-- START OF Extracted material --
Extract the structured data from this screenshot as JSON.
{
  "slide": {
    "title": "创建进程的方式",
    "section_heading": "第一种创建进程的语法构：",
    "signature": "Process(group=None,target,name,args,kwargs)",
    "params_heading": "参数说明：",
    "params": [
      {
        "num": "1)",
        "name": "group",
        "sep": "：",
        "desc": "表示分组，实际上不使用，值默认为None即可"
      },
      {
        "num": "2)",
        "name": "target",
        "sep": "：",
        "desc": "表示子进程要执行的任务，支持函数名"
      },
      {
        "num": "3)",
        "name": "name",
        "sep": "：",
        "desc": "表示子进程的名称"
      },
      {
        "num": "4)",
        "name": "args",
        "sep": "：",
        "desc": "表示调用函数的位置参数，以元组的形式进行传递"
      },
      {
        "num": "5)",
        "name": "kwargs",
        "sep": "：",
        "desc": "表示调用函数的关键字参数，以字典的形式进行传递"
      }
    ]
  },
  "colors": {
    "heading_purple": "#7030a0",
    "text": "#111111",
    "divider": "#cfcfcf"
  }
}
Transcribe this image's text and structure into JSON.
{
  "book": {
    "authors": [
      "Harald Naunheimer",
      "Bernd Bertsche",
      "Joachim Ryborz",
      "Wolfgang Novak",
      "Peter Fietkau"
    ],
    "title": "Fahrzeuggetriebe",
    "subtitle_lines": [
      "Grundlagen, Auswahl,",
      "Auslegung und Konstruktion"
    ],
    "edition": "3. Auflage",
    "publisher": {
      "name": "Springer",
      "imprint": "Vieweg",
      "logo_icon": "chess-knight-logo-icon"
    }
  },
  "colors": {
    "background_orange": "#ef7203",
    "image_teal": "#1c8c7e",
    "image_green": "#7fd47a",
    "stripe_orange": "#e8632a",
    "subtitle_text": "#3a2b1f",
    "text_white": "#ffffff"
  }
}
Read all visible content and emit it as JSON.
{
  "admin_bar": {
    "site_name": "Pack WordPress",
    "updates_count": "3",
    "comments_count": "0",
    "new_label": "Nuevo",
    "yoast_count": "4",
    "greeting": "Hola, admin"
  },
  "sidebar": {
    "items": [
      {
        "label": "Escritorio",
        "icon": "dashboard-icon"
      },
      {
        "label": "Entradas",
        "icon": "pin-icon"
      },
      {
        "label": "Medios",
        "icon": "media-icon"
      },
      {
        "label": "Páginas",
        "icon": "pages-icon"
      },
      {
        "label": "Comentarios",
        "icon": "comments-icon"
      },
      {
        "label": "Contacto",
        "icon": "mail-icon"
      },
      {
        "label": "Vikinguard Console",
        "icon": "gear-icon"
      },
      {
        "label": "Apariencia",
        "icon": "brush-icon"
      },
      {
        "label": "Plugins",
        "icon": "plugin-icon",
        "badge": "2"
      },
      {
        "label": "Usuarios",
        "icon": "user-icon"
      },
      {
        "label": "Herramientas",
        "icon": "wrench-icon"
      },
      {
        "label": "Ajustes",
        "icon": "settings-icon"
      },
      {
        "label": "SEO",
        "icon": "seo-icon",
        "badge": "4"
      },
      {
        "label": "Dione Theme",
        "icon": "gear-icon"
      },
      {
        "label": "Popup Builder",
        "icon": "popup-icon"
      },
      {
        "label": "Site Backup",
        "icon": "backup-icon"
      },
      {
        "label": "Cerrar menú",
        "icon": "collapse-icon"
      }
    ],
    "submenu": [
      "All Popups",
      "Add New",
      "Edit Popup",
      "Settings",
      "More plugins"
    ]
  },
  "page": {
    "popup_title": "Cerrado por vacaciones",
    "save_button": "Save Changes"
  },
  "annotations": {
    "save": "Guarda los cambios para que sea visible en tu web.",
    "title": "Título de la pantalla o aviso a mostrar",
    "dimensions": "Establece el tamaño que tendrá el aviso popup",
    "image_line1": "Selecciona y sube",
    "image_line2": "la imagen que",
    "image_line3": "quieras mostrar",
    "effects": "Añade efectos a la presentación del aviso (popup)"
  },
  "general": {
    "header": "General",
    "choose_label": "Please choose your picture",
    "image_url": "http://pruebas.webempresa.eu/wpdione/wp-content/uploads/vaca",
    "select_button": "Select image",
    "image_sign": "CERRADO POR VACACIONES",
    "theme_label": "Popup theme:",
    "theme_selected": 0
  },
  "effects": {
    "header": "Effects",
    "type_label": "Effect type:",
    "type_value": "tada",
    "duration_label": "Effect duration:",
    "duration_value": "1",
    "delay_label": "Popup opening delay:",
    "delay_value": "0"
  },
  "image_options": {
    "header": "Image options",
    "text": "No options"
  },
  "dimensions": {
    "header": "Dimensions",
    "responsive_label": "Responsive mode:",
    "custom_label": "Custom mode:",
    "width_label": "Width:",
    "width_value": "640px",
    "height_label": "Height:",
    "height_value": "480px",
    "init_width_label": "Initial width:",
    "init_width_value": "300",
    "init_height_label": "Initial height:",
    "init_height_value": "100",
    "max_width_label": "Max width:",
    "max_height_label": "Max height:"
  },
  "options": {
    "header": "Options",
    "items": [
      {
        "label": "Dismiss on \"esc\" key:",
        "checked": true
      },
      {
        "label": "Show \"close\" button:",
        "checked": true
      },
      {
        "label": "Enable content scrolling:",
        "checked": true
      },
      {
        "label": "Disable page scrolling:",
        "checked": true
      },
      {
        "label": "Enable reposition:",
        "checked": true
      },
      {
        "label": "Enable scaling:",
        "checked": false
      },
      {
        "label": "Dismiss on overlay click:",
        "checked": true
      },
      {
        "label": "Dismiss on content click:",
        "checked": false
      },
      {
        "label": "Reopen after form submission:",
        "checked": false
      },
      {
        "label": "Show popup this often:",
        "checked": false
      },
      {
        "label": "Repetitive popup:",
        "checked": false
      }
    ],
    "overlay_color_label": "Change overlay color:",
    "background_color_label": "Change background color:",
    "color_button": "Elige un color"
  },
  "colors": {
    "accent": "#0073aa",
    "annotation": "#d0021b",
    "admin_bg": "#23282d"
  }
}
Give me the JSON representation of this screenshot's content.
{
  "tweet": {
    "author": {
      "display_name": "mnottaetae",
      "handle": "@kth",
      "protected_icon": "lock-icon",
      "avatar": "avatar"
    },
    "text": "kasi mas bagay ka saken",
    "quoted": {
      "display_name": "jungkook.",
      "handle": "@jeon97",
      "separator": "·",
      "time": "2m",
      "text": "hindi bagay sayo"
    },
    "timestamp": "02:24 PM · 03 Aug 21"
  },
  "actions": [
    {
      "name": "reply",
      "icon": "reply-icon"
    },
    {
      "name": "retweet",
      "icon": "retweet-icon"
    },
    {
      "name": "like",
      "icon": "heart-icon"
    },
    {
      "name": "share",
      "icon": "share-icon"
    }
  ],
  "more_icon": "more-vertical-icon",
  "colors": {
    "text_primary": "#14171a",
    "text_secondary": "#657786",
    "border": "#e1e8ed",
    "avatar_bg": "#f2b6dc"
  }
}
-- END OF Extracted material --
Goal of the exercise =
Set down the listing above in full, please, exactly as it appears.

Task response =
Extract the structured data from this screenshot as JSON.
{
  "slide": {
    "title": "创建进程的方式",
    "section_heading": "第一种创建进程的语法构：",
    "signature": "Process(group=None,target,name,args,kwargs)",
    "params_heading": "参数说明：",
    "params": [
      {
        "num": "1)",
        "name": "group",
        "sep": "：",
        "desc": "表示分组，实际上不使用，值默认为None即可"
      },
      {
        "num": "2)",
        "name": "target",
        "sep": "：",
        "desc": "表示子进程要执行的任务，支持函数名"
      },
      {
        "num": "3)",
        "name": "name",
        "sep": "：",
        "desc": "表示子进程的名称"
      },
      {
        "num": "4)",
        "name": "args",
        "sep": "：",
        "desc": "表示调用函数的位置参数，以元组的形式进行传递"
      },
      {
        "num": "5)",
        "name": "kwargs",
        "sep": "：",
        "desc": "表示调用函数的关键字参数，以字典的形式进行传递"
      }
    ]
  },
  "colors": {
    "heading_purple": "#7030a0",
    "text": "#111111",
    "divider": "#cfcfcf"
  }
}
Transcribe this image's text and structure into JSON.
{
  "book": {
    "authors": [
      "Harald Naunheimer",
      "Bernd Bertsche",
      "Joachim Ryborz",
      "Wolfgang Novak",
      "Peter Fietkau"
    ],
    "title": "Fahrzeuggetriebe",
    "subtitle_lines": [
      "Grundlagen, Auswahl,",
      "Auslegung und Konstruktion"
    ],
    "edition": "3. Auflage",
    "publisher": {
      "name": "Springer",
      "imprint": "Vieweg",
      "logo_icon": "chess-knight-logo-icon"
    }
  },
  "colors": {
    "background_orange": "#ef7203",
    "image_teal": "#1c8c7e",
    "image_green": "#7fd47a",
    "stripe_orange": "#e8632a",
    "subtitle_text": "#3a2b1f",
    "text_white": "#ffffff"
  }
}
Read all visible content and emit it as JSON.
{
  "admin_bar": {
    "site_name": "Pack WordPress",
    "updates_count": "3",
    "comments_count": "0",
    "new_label": "Nuevo",
    "yoast_count": "4",
    "greeting": "Hola, admin"
  },
  "sidebar": {
    "items": [
      {
        "label": "Escritorio",
        "icon": "dashboard-icon"
      },
      {
        "label": "Entradas",
        "icon": "pin-icon"
      },
      {
        "label": "Medios",
        "icon": "media-icon"
      },
      {
        "label": "Páginas",
        "icon": "pages-icon"
      },
      {
        "label": "Comentarios",
        "icon": "comments-icon"
      },
      {
        "label": "Contacto",
        "icon": "mail-icon"
      },
      {
        "label": "Vikinguard Console",
        "icon": "gear-icon"
      },
      {
        "label": "Apariencia",
        "icon": "brush-icon"
      },
      {
        "label": "Plugins",
        "icon": "plugin-icon",
        "badge": "2"
      },
      {
        "label": "Usuarios",
        "icon": "user-icon"
      },
      {
        "label": "Herramientas",
        "icon": "wrench-icon"
      },
      {
        "label": "Ajustes",
        "icon": "settings-icon"
      },
      {
        "label": "SEO",
        "icon": "seo-icon",
        "badge": "4"
      },
      {
        "label": "Dione Theme",
        "icon": "gear-icon"
      },
      {
        "label": "Popup Builder",
        "icon": "popup-icon"
      },
      {
        "label": "Site Backup",
        "icon": "backup-icon"
      },
      {
        "label": "Cerrar menú",
        "icon": "collapse-icon"
      }
    ],
    "submenu": [
      "All Popups",
      "Add New",
      "Edit Popup",
      "Settings",
      "More plugins"
    ]
  },
  "page": {
    "popup_title": "Cerrado por vacaciones",
    "save_button": "Save Changes"
  },
  "annotations": {
    "save": "Guarda los cambios para que sea visible en tu web.",
    "title": "Título de la pantalla o aviso a mostrar",
    "dimensions": "Establece el tamaño que tendrá el aviso popup",
    "image_line1": "Selecciona y sube",
    "image_line2": "la imagen que",
    "image_line3": "quieras mostrar",
    "effects": "Añade efectos a la presentación del aviso (popup)"
  },
  "general": {
    "header": "General",
    "choose_label": "Please choose your picture",
    "image_url": "http://pruebas.webempresa.eu/wpdione/wp-content/uploads/vaca",
    "select_button": "Select image",
    "image_sign": "CERRADO POR VACACIONES",
    "theme_label": "Popup theme:",
    "theme_selected": 0
  },
  "effects": {
    "header": "Effects",
    "type_label": "Effect type:",
    "type_value": "tada",
    "duration_label": "Effect duration:",
    "duration_value": "1",
    "delay_label": "Popup opening delay:",
    "delay_value": "0"
  },
  "image_options": {
    "header": "Image options",
    "text": "No options"
  },
  "dimensions": {
    "header": "Dimensions",
    "responsive_label": "Responsive mode:",
    "custom_label": "Custom mode:",
    "width_label": "Width:",
    "width_value": "640px",
    "height_label": "Height:",
    "height_value": "480px",
    "init_width_label": "Initial width:",
    "init_width_value": "300",
    "init_height_label": "Initial height:",
    "init_height_value": "100",
    "max_width_label": "Max width:",
    "max_height_label": "Max height:"
  },
  "options": {
    "header": "Options",
    "items": [
      {
        "label": "Dismiss on \"esc\" key:",
        "checked": true
      },
      {
        "label": "Show \"close\" button:",
        "checked": true
      },
      {
        "label": "Enable content scrolling:",
        "checked": true
      },
      {
        "label": "Disable page scrolling:",
        "checked": true
      },
      {
        "label": "Enable reposition:",
        "checked": true
      },
      {
        "label": "Enable scaling:",
        "checked": false
      },
      {
        "label": "Dismiss on overlay click:",
        "checked": true
      },
      {
        "label": "Dismiss on content click:",
        "checked": false
      },
      {
        "label": "Reopen after form submission:",
        "checked": false
      },
      {
        "label": "Show popup this often:",
        "checked": false
      },
      {
        "label": "Repetitive popup:",
        "checked": false
      }
    ],
    "overlay_color_label": "Change overlay color:",
    "background_color_label": "Change background color:",
    "color_button": "Elige un color"
  },
  "colors": {
    "accent": "#0073aa",
    "annotation": "#d0021b",
    "admin_bg": "#23282d"
  }
}
Give me the JSON representation of this screenshot's content.
{
  "tweet": {
    "author": {
      "display_name": "mnottaetae",
      "handle": "@kth",
      "protected_icon": "lock-icon",
      "avatar": "avatar"
    },
    "text": "kasi mas bagay ka saken",
    "quoted": {
      "display_name": "jungkook.",
      "handle": "@jeon97",
      "separator": "·",
      "time": "2m",
      "text": "hindi bagay sayo"
    },
    "timestamp": "02:24 PM · 03 Aug 21"
  },
  "actions": [
    {
      "name": "reply",
      "icon": "reply-icon"
    },
    {
      "name": "retweet",
      "icon": "retweet-icon"
    },
    {
      "name": "like",
      "icon": "heart-icon"
    },
    {
      "name": "share",
      "icon": "share-icon"
    }
  ],
  "more_icon": "more-vertical-icon",
  "colors": {
    "text_primary": "#14171a",
    "text_secondary": "#657786",
    "border": "#e1e8ed",
    "avatar_bg": "#f2b6dc"
  }
}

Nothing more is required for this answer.